**Data shown**
--- --- ---
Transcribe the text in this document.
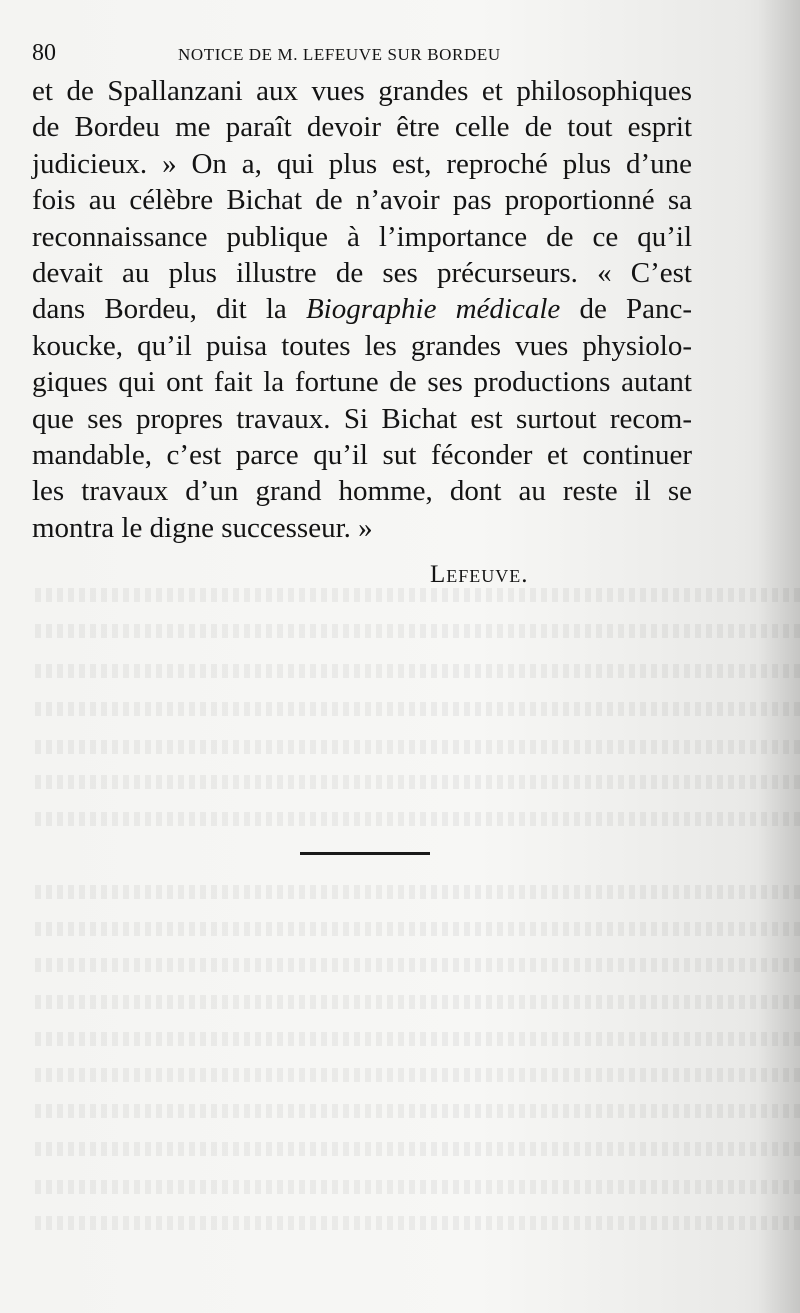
80	NOTICE DE M. LEFEUVE SUR BORDEU
et de Spallanzani aux vues grandes et philosophiques
de Bordeu me paraît devoir être celle de tout esprit
judicieux. » On a, qui plus est, reproché plus d’une
fois au célèbre Bichat de n’avoir pas proportionné sa
reconnaissance publique à l’importance de ce qu’il
devait au plus illustre de ses précurseurs. « C’est
dans Bordeu, dit la Biographie médicale de Panc-
koucke, qu’il puisa toutes les grandes vues physiolo-
giques qui ont fait la fortune de ses productions autant
que ses propres travaux. Si Bichat est surtout recom-
mandable, c’est parce qu’il sut féconder et continuer
les travaux d’un grand homme, dont au reste il se
montra le digne successeur. »
Lefeuve.
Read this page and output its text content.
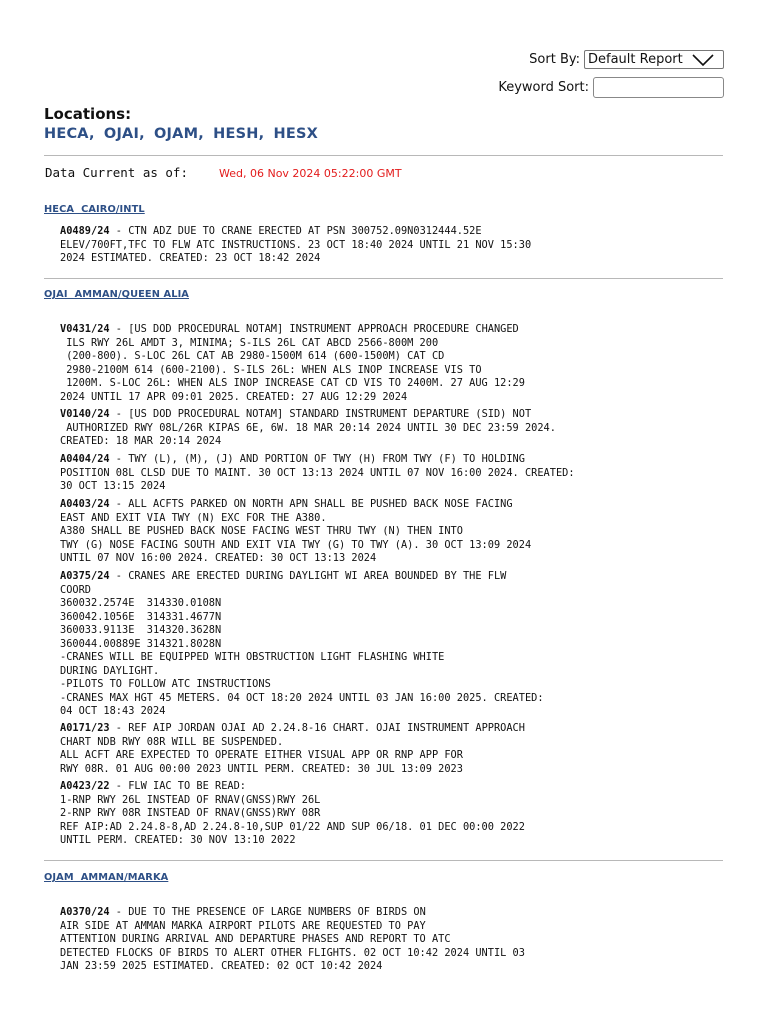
Sort By: Default Report
Keyword Sort:
Locations:
HECA, OJAI, OJAM, HESH, HESX
Data Current as of:	Wed, 06 Nov 2024 05:22:00 GMT
HECA  CAIRO/INTL
A0489/24 - CTN ADZ DUE TO CRANE ERECTED AT PSN 300752.09N0312444.52E
ELEV/700FT,TFC TO FLW ATC INSTRUCTIONS. 23 OCT 18:40 2024 UNTIL 21 NOV 15:30
2024 ESTIMATED. CREATED: 23 OCT 18:42 2024
OJAI  AMMAN/QUEEN ALIA
V0431/24 - [US DOD PROCEDURAL NOTAM] INSTRUMENT APPROACH PROCEDURE CHANGED
ILS RWY 26L AMDT 3, MINIMA; S-ILS 26L CAT ABCD 2566-800M 200
(200-800). S-LOC 26L CAT AB 2980-1500M 614 (600-1500M) CAT CD
2980-2100M 614 (600-2100). S-ILS 26L: WHEN ALS INOP INCREASE VIS TO
1200M. S-LOC 26L: WHEN ALS INOP INCREASE CAT CD VIS TO 2400M. 27 AUG 12:29
2024 UNTIL 17 APR 09:01 2025. CREATED: 27 AUG 12:29 2024
V0140/24 - [US DOD PROCEDURAL NOTAM] STANDARD INSTRUMENT DEPARTURE (SID) NOT
AUTHORIZED RWY 08L/26R KIPAS 6E, 6W. 18 MAR 20:14 2024 UNTIL 30 DEC 23:59 2024.
CREATED: 18 MAR 20:14 2024
A0404/24 - TWY (L), (M), (J) AND PORTION OF TWY (H) FROM TWY (F) TO HOLDING
POSITION 08L CLSD DUE TO MAINT. 30 OCT 13:13 2024 UNTIL 07 NOV 16:00 2024. CREATED:
30 OCT 13:15 2024
A0403/24 - ALL ACFTS PARKED ON NORTH APN SHALL BE PUSHED BACK NOSE FACING
EAST AND EXIT VIA TWY (N) EXC FOR THE A380.
A380 SHALL BE PUSHED BACK NOSE FACING WEST THRU TWY (N) THEN INTO
TWY (G) NOSE FACING SOUTH AND EXIT VIA TWY (G) TO TWY (A). 30 OCT 13:09 2024
UNTIL 07 NOV 16:00 2024. CREATED: 30 OCT 13:13 2024
A0375/24 - CRANES ARE ERECTED DURING DAYLIGHT WI AREA BOUNDED BY THE FLW
COORD
360032.2574E  314330.0108N
360042.1056E  314331.4677N
360033.9113E  314320.3628N
360044.00889E 314321.8028N
-CRANES WILL BE EQUIPPED WITH OBSTRUCTION LIGHT FLASHING WHITE
DURING DAYLIGHT.
-PILOTS TO FOLLOW ATC INSTRUCTIONS
-CRANES MAX HGT 45 METERS. 04 OCT 18:20 2024 UNTIL 03 JAN 16:00 2025. CREATED:
04 OCT 18:43 2024
A0171/23 - REF AIP JORDAN OJAI AD 2.24.8-16 CHART. OJAI INSTRUMENT APPROACH
CHART NDB RWY 08R WILL BE SUSPENDED.
ALL ACFT ARE EXPECTED TO OPERATE EITHER VISUAL APP OR RNP APP FOR
RWY 08R. 01 AUG 00:00 2023 UNTIL PERM. CREATED: 30 JUL 13:09 2023
A0423/22 - FLW IAC TO BE READ:
1-RNP RWY 26L INSTEAD OF RNAV(GNSS)RWY 26L
2-RNP RWY 08R INSTEAD OF RNAV(GNSS)RWY 08R
REF AIP:AD 2.24.8-8,AD 2.24.8-10,SUP 01/22 AND SUP 06/18. 01 DEC 00:00 2022
UNTIL PERM. CREATED: 30 NOV 13:10 2022
OJAM  AMMAN/MARKA
A0370/24 - DUE TO THE PRESENCE OF LARGE NUMBERS OF BIRDS ON
AIR SIDE AT AMMAN MARKA AIRPORT PILOTS ARE REQUESTED TO PAY
ATTENTION DURING ARRIVAL AND DEPARTURE PHASES AND REPORT TO ATC
DETECTED FLOCKS OF BIRDS TO ALERT OTHER FLIGHTS. 02 OCT 10:42 2024 UNTIL 03
JAN 23:59 2025 ESTIMATED. CREATED: 02 OCT 10:42 2024
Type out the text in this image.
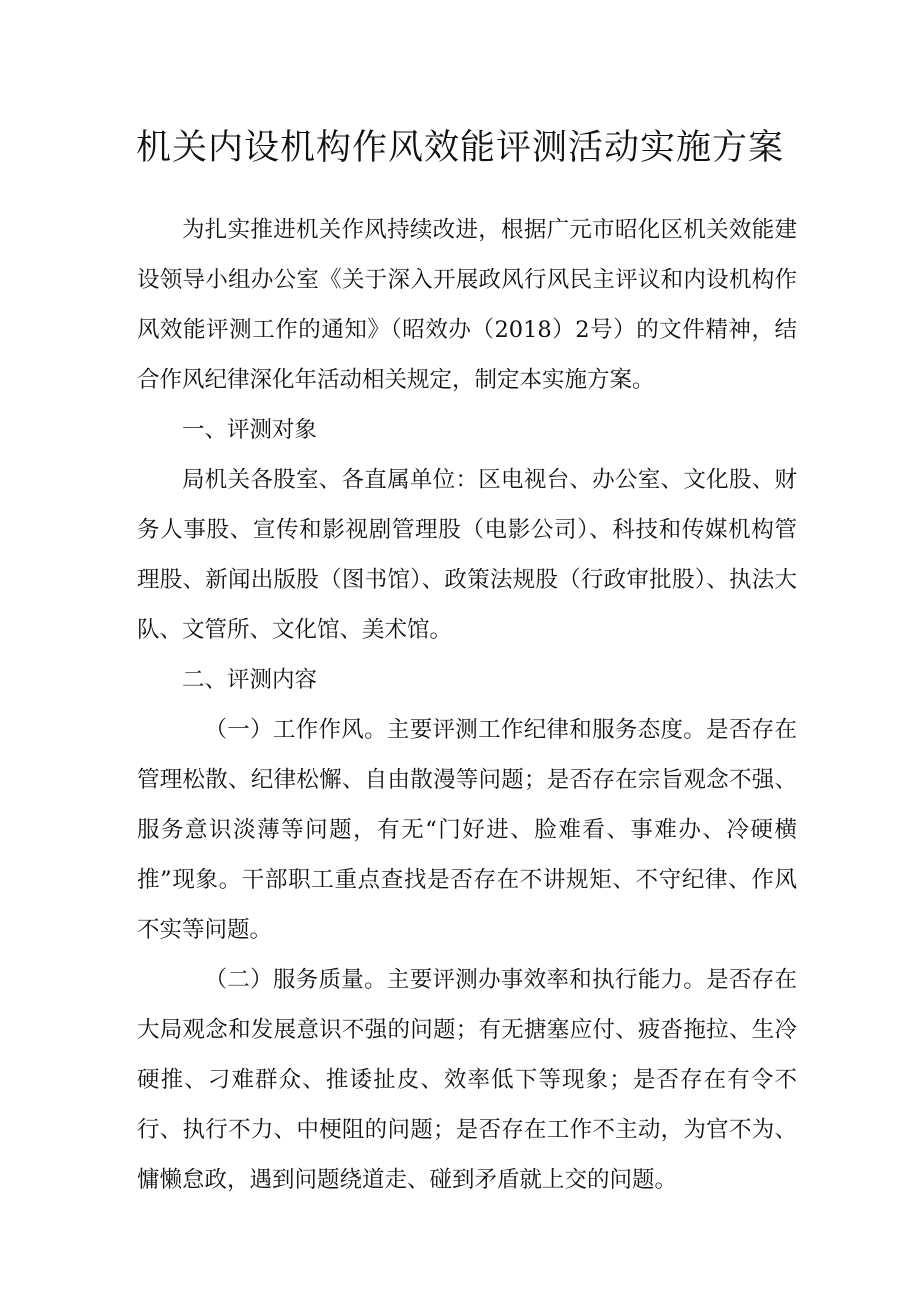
机关内设机构作风效能评测活动实施方案

为扎实推进机关作风持续改进，根据广元市昭化区机关效能建设领导小组办公室《关于深入开展政风行风民主评议和内设机构作风效能评测工作的通知》（昭效办（2018）2号）的文件精神，结合作风纪律深化年活动相关规定，制定本实施方案。

一、评测对象

局机关各股室、各直属单位：区电视台、办公室、文化股、财务人事股、宣传和影视剧管理股（电影公司）、科技和传媒机构管理股、新闻出版股（图书馆）、政策法规股（行政审批股）、执法大队、文管所、文化馆、美术馆。

二、评测内容

（一）工作作风。主要评测工作纪律和服务态度。是否存在管理松散、纪律松懈、自由散漫等问题；是否存在宗旨观念不强、服务意识淡薄等问题，有无“门好进、脸难看、事难办、冷硬横推”现象。干部职工重点查找是否存在不讲规矩、不守纪律、作风不实等问题。

（二）服务质量。主要评测办事效率和执行能力。是否存在大局观念和发展意识不强的问题；有无搪塞应付、疲沓拖拉、生冷硬推、刁难群众、推诿扯皮、效率低下等现象；是否存在有令不行、执行不力、中梗阻的问题；是否存在工作不主动，为官不为、慵懒怠政，遇到问题绕道走、碰到矛盾就上交的问题。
--- --- ---
Say how many lines in the listing above include "SHALL". Give nothing but the number.

**Task output**
2